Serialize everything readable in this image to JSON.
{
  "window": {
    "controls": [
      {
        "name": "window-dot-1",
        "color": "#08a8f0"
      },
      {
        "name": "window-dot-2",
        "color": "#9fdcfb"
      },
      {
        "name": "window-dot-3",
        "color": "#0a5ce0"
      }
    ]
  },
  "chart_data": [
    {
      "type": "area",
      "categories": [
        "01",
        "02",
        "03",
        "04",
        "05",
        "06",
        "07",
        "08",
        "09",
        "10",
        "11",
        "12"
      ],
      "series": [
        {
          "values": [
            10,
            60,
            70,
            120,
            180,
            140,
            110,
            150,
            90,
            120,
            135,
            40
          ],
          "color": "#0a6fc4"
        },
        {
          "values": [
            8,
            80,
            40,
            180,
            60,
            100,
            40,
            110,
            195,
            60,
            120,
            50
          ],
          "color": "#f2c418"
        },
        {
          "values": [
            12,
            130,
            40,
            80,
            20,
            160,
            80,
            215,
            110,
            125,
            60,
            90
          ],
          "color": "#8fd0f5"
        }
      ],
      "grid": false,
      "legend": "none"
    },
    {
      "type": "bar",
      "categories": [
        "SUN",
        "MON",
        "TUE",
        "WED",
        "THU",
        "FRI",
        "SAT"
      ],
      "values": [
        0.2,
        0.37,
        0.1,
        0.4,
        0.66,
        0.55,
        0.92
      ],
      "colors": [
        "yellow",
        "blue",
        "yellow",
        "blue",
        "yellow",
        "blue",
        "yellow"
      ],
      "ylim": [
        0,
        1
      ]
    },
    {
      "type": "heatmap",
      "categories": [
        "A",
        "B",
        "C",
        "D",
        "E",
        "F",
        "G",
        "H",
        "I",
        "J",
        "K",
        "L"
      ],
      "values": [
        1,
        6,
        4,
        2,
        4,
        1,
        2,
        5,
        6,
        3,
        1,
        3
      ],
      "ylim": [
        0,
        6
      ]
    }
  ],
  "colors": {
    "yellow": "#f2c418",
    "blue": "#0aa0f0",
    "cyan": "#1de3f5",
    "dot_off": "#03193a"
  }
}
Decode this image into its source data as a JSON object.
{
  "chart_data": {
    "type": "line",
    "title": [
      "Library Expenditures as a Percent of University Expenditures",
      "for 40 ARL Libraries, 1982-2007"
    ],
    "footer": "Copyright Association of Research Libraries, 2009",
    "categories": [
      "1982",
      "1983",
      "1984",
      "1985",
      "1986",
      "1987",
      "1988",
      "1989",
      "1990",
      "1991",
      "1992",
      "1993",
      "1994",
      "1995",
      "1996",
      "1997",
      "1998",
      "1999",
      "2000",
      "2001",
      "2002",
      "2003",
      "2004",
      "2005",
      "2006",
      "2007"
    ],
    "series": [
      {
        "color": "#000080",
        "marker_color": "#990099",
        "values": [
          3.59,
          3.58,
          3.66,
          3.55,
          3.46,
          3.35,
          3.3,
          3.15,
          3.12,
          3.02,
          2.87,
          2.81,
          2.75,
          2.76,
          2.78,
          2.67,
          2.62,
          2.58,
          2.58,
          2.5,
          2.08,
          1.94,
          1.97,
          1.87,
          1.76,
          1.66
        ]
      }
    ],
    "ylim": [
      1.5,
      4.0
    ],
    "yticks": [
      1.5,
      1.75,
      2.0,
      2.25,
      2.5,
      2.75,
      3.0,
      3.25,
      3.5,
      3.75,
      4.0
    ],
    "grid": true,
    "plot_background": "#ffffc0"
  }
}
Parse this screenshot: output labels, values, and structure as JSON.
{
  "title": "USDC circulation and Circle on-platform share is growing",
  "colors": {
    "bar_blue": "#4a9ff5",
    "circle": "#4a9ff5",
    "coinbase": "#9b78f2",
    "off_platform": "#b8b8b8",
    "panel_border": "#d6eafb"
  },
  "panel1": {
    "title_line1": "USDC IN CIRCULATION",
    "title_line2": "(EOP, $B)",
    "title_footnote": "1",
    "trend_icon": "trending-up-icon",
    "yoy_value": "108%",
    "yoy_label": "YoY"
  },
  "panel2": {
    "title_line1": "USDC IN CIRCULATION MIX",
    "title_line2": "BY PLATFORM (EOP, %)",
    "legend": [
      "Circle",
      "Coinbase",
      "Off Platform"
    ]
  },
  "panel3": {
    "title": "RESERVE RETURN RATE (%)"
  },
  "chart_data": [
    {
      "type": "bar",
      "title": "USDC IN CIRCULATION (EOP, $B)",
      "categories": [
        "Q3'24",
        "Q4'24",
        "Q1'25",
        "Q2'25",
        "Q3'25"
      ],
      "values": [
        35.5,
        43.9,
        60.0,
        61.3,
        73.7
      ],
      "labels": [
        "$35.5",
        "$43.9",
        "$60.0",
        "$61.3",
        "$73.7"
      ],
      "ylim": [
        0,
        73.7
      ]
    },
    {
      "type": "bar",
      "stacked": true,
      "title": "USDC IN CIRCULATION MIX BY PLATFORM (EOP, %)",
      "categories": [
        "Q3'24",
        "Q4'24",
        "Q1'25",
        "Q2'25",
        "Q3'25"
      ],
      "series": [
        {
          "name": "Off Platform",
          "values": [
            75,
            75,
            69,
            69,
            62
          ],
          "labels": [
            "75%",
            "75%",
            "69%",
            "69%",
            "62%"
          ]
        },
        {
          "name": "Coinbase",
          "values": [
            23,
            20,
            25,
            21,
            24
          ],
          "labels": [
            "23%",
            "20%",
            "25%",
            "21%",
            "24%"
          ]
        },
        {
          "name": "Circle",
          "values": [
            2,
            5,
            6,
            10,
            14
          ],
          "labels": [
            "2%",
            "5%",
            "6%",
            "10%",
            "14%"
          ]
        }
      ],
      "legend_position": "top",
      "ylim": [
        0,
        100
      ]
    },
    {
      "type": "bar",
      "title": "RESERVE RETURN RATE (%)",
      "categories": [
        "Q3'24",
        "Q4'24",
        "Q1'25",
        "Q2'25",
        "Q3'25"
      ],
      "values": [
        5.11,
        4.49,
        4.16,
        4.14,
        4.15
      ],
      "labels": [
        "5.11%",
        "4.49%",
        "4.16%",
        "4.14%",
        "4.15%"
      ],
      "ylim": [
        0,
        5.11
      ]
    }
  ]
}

+ + + + + + +

Write out all the lines again, exactly as they are.

Serialize everything readable in this image to JSON.
{
  "window": {
    "controls": [
      {
        "name": "window-dot-1",
        "color": "#08a8f0"
      },
      {
        "name": "window-dot-2",
        "color": "#9fdcfb"
      },
      {
        "name": "window-dot-3",
        "color": "#0a5ce0"
      }
    ]
  },
  "chart_data": [
    {
      "type": "area",
      "categories": [
        "01",
        "02",
        "03",
        "04",
        "05",
        "06",
        "07",
        "08",
        "09",
        "10",
        "11",
        "12"
      ],
      "series": [
        {
          "values": [
            10,
            60,
            70,
            120,
            180,
            140,
            110,
            150,
            90,
            120,
            135,
            40
          ],
          "color": "#0a6fc4"
        },
        {
          "values": [
            8,
            80,
            40,
            180,
            60,
            100,
            40,
            110,
            195,
            60,
            120,
            50
          ],
          "color": "#f2c418"
        },
        {
          "values": [
            12,
            130,
            40,
            80,
            20,
            160,
            80,
            215,
            110,
            125,
            60,
            90
          ],
          "color": "#8fd0f5"
        }
      ],
      "grid": false,
      "legend": "none"
    },
    {
      "type": "bar",
      "categories": [
        "SUN",
        "MON",
        "TUE",
        "WED",
        "THU",
        "FRI",
        "SAT"
      ],
      "values": [
        0.2,
        0.37,
        0.1,
        0.4,
        0.66,
        0.55,
        0.92
      ],
      "colors": [
        "yellow",
        "blue",
        "yellow",
        "blue",
        "yellow",
        "blue",
        "yellow"
      ],
      "ylim": [
        0,
        1
      ]
    },
    {
      "type": "heatmap",
      "categories": [
        "A",
        "B",
        "C",
        "D",
        "E",
        "F",
        "G",
        "H",
        "I",
        "J",
        "K",
        "L"
      ],
      "values": [
        1,
        6,
        4,
        2,
        4,
        1,
        2,
        5,
        6,
        3,
        1,
        3
      ],
      "ylim": [
        0,
        6
      ]
    }
  ],
  "colors": {
    "yellow": "#f2c418",
    "blue": "#0aa0f0",
    "cyan": "#1de3f5",
    "dot_off": "#03193a"
  }
}
Decode this image into its source data as a JSON object.
{
  "chart_data": {
    "type": "line",
    "title": [
      "Library Expenditures as a Percent of University Expenditures",
      "for 40 ARL Libraries, 1982-2007"
    ],
    "footer": "Copyright Association of Research Libraries, 2009",
    "categories": [
      "1982",
      "1983",
      "1984",
      "1985",
      "1986",
      "1987",
      "1988",
      "1989",
      "1990",
      "1991",
      "1992",
      "1993",
      "1994",
      "1995",
      "1996",
      "1997",
      "1998",
      "1999",
      "2000",
      "2001",
      "2002",
      "2003",
      "2004",
      "2005",
      "2006",
      "2007"
    ],
    "series": [
      {
        "color": "#000080",
        "marker_color": "#990099",
        "values": [
          3.59,
          3.58,
          3.66,
          3.55,
          3.46,
          3.35,
          3.3,
          3.15,
          3.12,
          3.02,
          2.87,
          2.81,
          2.75,
          2.76,
          2.78,
          2.67,
          2.62,
          2.58,
          2.58,
          2.5,
          2.08,
          1.94,
          1.97,
          1.87,
          1.76,
          1.66
        ]
      }
    ],
    "ylim": [
      1.5,
      4.0
    ],
    "yticks": [
      1.5,
      1.75,
      2.0,
      2.25,
      2.5,
      2.75,
      3.0,
      3.25,
      3.5,
      3.75,
      4.0
    ],
    "grid": true,
    "plot_background": "#ffffc0"
  }
}
Parse this screenshot: output labels, values, and structure as JSON.
{
  "title": "USDC circulation and Circle on-platform share is growing",
  "colors": {
    "bar_blue": "#4a9ff5",
    "circle": "#4a9ff5",
    "coinbase": "#9b78f2",
    "off_platform": "#b8b8b8",
    "panel_border": "#d6eafb"
  },
  "panel1": {
    "title_line1": "USDC IN CIRCULATION",
    "title_line2": "(EOP, $B)",
    "title_footnote": "1",
    "trend_icon": "trending-up-icon",
    "yoy_value": "108%",
    "yoy_label": "YoY"
  },
  "panel2": {
    "title_line1": "USDC IN CIRCULATION MIX",
    "title_line2": "BY PLATFORM (EOP, %)",
    "legend": [
      "Circle",
      "Coinbase",
      "Off Platform"
    ]
  },
  "panel3": {
    "title": "RESERVE RETURN RATE (%)"
  },
  "chart_data": [
    {
      "type": "bar",
      "title": "USDC IN CIRCULATION (EOP, $B)",
      "categories": [
        "Q3'24",
        "Q4'24",
        "Q1'25",
        "Q2'25",
        "Q3'25"
      ],
      "values": [
        35.5,
        43.9,
        60.0,
        61.3,
        73.7
      ],
      "labels": [
        "$35.5",
        "$43.9",
        "$60.0",
        "$61.3",
        "$73.7"
      ],
      "ylim": [
        0,
        73.7
      ]
    },
    {
      "type": "bar",
      "stacked": true,
      "title": "USDC IN CIRCULATION MIX BY PLATFORM (EOP, %)",
      "categories": [
        "Q3'24",
        "Q4'24",
        "Q1'25",
        "Q2'25",
        "Q3'25"
      ],
      "series": [
        {
          "name": "Off Platform",
          "values": [
            75,
            75,
            69,
            69,
            62
          ],
          "labels": [
            "75%",
            "75%",
            "69%",
            "69%",
            "62%"
          ]
        },
        {
          "name": "Coinbase",
          "values": [
            23,
            20,
            25,
            21,
            24
          ],
          "labels": [
            "23%",
            "20%",
            "25%",
            "21%",
            "24%"
          ]
        },
        {
          "name": "Circle",
          "values": [
            2,
            5,
            6,
            10,
            14
          ],
          "labels": [
            "2%",
            "5%",
            "6%",
            "10%",
            "14%"
          ]
        }
      ],
      "legend_position": "top",
      "ylim": [
        0,
        100
      ]
    },
    {
      "type": "bar",
      "title": "RESERVE RETURN RATE (%)",
      "categories": [
        "Q3'24",
        "Q4'24",
        "Q1'25",
        "Q2'25",
        "Q3'25"
      ],
      "values": [
        5.11,
        4.49,
        4.16,
        4.14,
        4.15
      ],
      "labels": [
        "5.11%",
        "4.49%",
        "4.16%",
        "4.14%",
        "4.15%"
      ],
      "ylim": [
        0,
        5.11
      ]
    }
  ]
}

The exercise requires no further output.